--- BEGIN ---

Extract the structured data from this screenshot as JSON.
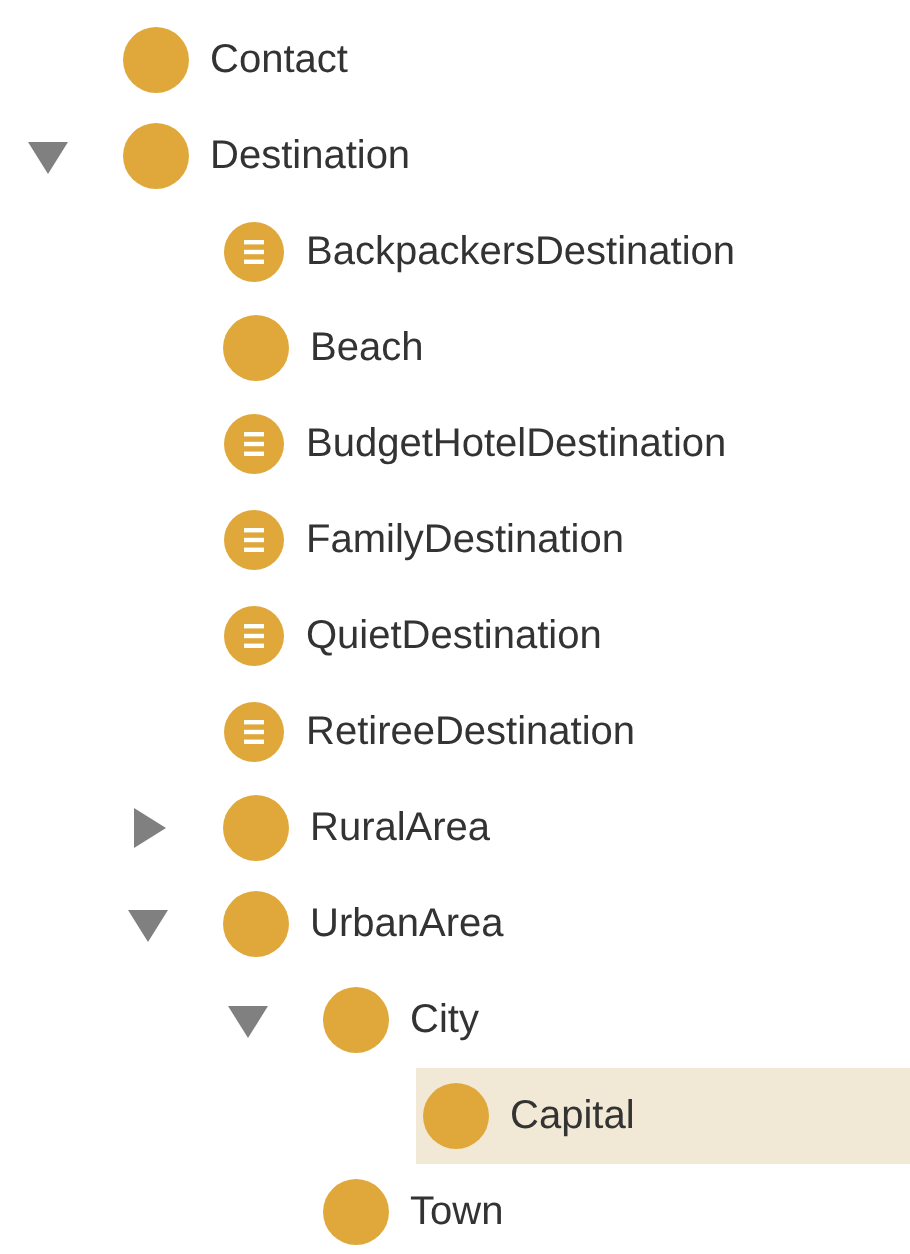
{
  "class_tree": [
    {
      "label": "Contact",
      "kind": "primitive",
      "selected": false
    },
    {
      "label": "Destination",
      "kind": "primitive",
      "selected": false,
      "expanded": true,
      "children": [
        {
          "label": "BackpackersDestination",
          "kind": "defined",
          "selected": false
        },
        {
          "label": "Beach",
          "kind": "primitive",
          "selected": false
        },
        {
          "label": "BudgetHotelDestination",
          "kind": "defined",
          "selected": false
        },
        {
          "label": "FamilyDestination",
          "kind": "defined",
          "selected": false
        },
        {
          "label": "QuietDestination",
          "kind": "defined",
          "selected": false
        },
        {
          "label": "RetireeDestination",
          "kind": "defined",
          "selected": false
        },
        {
          "label": "RuralArea",
          "kind": "primitive",
          "selected": false,
          "expanded": false
        },
        {
          "label": "UrbanArea",
          "kind": "primitive",
          "selected": false,
          "expanded": true,
          "children": [
            {
              "label": "City",
              "kind": "primitive",
              "selected": false,
              "expanded": true,
              "children": [
                {
                  "label": "Capital",
                  "kind": "primitive",
                  "selected": true
                }
              ]
            },
            {
              "label": "Town",
              "kind": "primitive",
              "selected": false
            }
          ]
        }
      ]
    }
  ]
}
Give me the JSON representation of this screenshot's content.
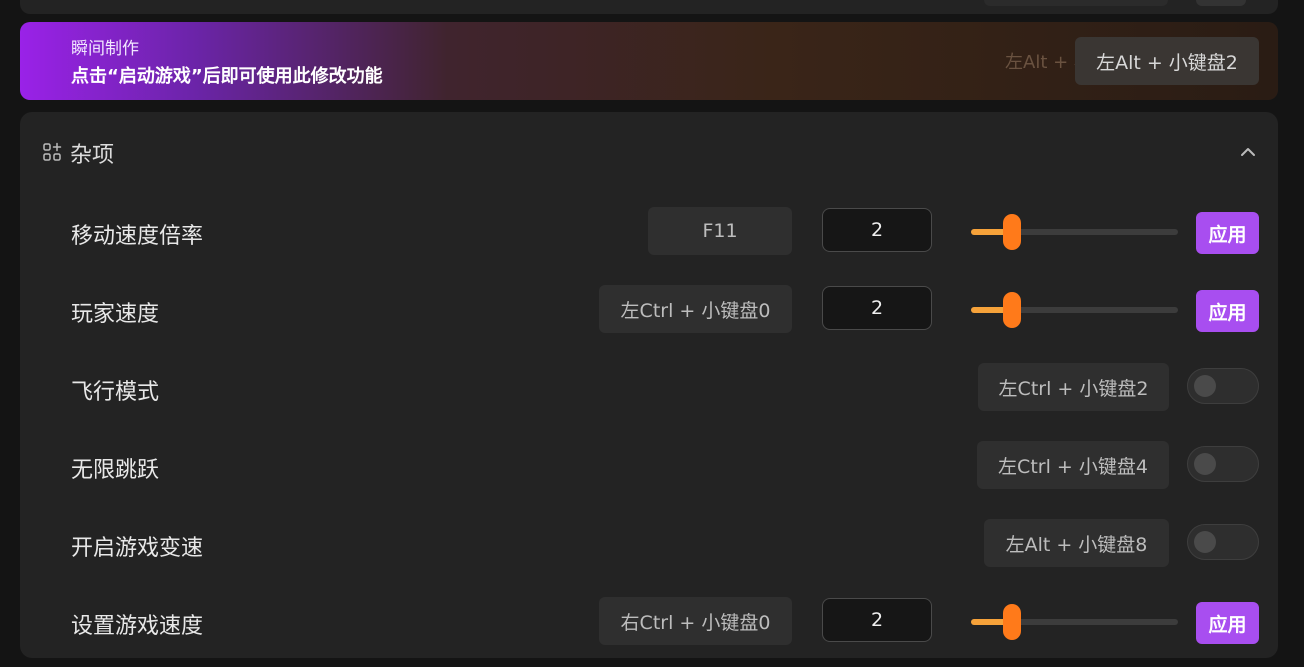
{
  "banner": {
    "title": "瞬间制作",
    "subtitle": "点击“启动游戏”后即可使用此修改功能",
    "hotkey_ghost": "左Alt + 小",
    "hotkey": "左Alt + 小键盘2"
  },
  "section": {
    "title": "杂项",
    "icon": "apps-add-icon",
    "collapse_icon": "chevron-up-icon"
  },
  "rows": [
    {
      "label": "移动速度倍率",
      "hotkey": "F11",
      "value": "2",
      "slider_fraction": 0.2,
      "apply": "应用"
    },
    {
      "label": "玩家速度",
      "hotkey": "左Ctrl + 小键盘0",
      "value": "2",
      "slider_fraction": 0.2,
      "apply": "应用"
    },
    {
      "label": "飞行模式",
      "hotkey": "左Ctrl + 小键盘2",
      "toggle": false
    },
    {
      "label": "无限跳跃",
      "hotkey": "左Ctrl + 小键盘4",
      "toggle": false
    },
    {
      "label": "开启游戏变速",
      "hotkey": "左Alt + 小键盘8",
      "toggle": false
    },
    {
      "label": "设置游戏速度",
      "hotkey": "右Ctrl + 小键盘0",
      "value": "2",
      "slider_fraction": 0.2,
      "apply": "应用"
    }
  ],
  "colors": {
    "accent_purple": "#a84ef0",
    "slider_orange": "#ff7a1a",
    "panel_bg": "#232323"
  }
}
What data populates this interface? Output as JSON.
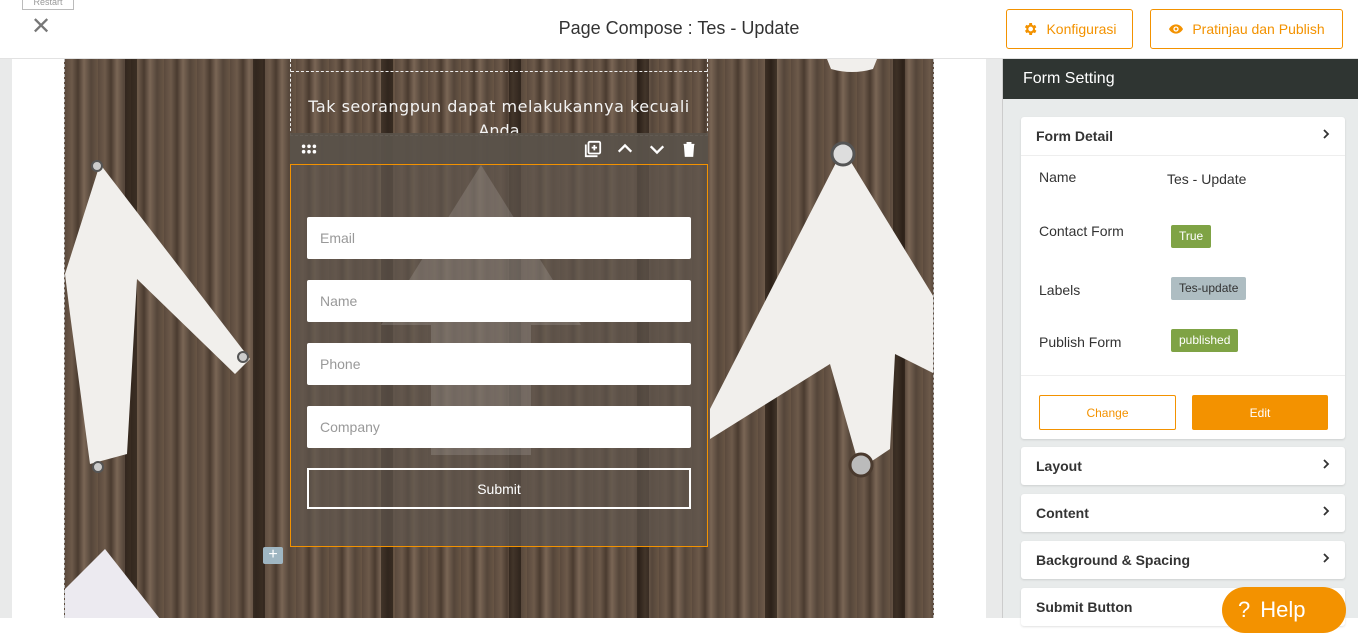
{
  "topbar": {
    "restart_label": "Restart",
    "close_glyph": "✕",
    "title": "Page Compose : Tes - Update",
    "config_label": "Konfigurasi",
    "publish_label": "Pratinjau dan Publish"
  },
  "canvas": {
    "quote_text": "Tak seorangpun dapat melakukannya kecuali",
    "quote_text_cont": "Anda",
    "form": {
      "fields": [
        {
          "placeholder": "Email"
        },
        {
          "placeholder": "Name"
        },
        {
          "placeholder": "Phone"
        },
        {
          "placeholder": "Company"
        }
      ],
      "submit_label": "Submit"
    },
    "add_glyph": "+"
  },
  "panel": {
    "title": "Form Setting",
    "form_detail": {
      "heading": "Form Detail",
      "rows": {
        "name_label": "Name",
        "name_value": "Tes - Update",
        "contact_label": "Contact Form",
        "contact_value": "True",
        "labels_label": "Labels",
        "labels_value": "Tes-update",
        "publish_label": "Publish Form",
        "publish_value": "published"
      },
      "change_label": "Change",
      "edit_label": "Edit"
    },
    "sections": [
      "Layout",
      "Content",
      "Background & Spacing",
      "Submit Button"
    ]
  },
  "help": {
    "glyph": "?",
    "label": "Help"
  },
  "colors": {
    "accent": "#f39200",
    "badge_green": "#7fa345",
    "badge_grey": "#aebdc2",
    "panel_header": "#2f3532"
  },
  "icons": [
    "gear-icon",
    "eye-icon",
    "close-icon",
    "drag-handle-icon",
    "duplicate-icon",
    "chevron-up-icon",
    "chevron-down-icon",
    "trash-icon",
    "chevron-right-icon",
    "plus-icon"
  ]
}
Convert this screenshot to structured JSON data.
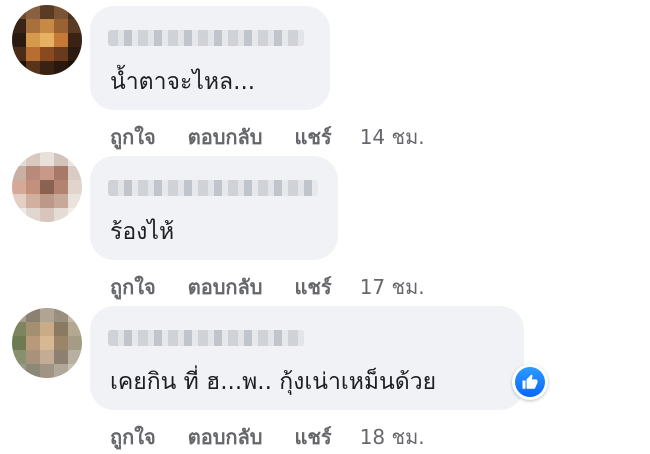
{
  "comments": [
    {
      "text": "น้ำตาจะไหล...",
      "actions": {
        "like": "ถูกใจ",
        "reply": "ตอบกลับ",
        "share": "แชร์",
        "time": "14 ชม."
      }
    },
    {
      "text": "ร้องไห้",
      "actions": {
        "like": "ถูกใจ",
        "reply": "ตอบกลับ",
        "share": "แชร์",
        "time": "17 ชม."
      }
    },
    {
      "text": "เคยกิน ที่ ฮ...พ.. กุ้งเน่าเหม็นด้วย",
      "actions": {
        "like": "ถูกใจ",
        "reply": "ตอบกลับ",
        "share": "แชร์",
        "time": "18 ชม."
      },
      "reaction": "like-icon"
    }
  ],
  "colors": {
    "bubble": "#f0f2f5",
    "text": "#1c1e21",
    "meta": "#65676b",
    "like_blue": "#0866ff"
  }
}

--- END ---

Goal
Report back each line of the entries that holds the string "placeholder".

Full solution
          "placeholder": "Email"
          "placeholder": "Name"
          "placeholder": "Phone"
          "placeholder": "Company"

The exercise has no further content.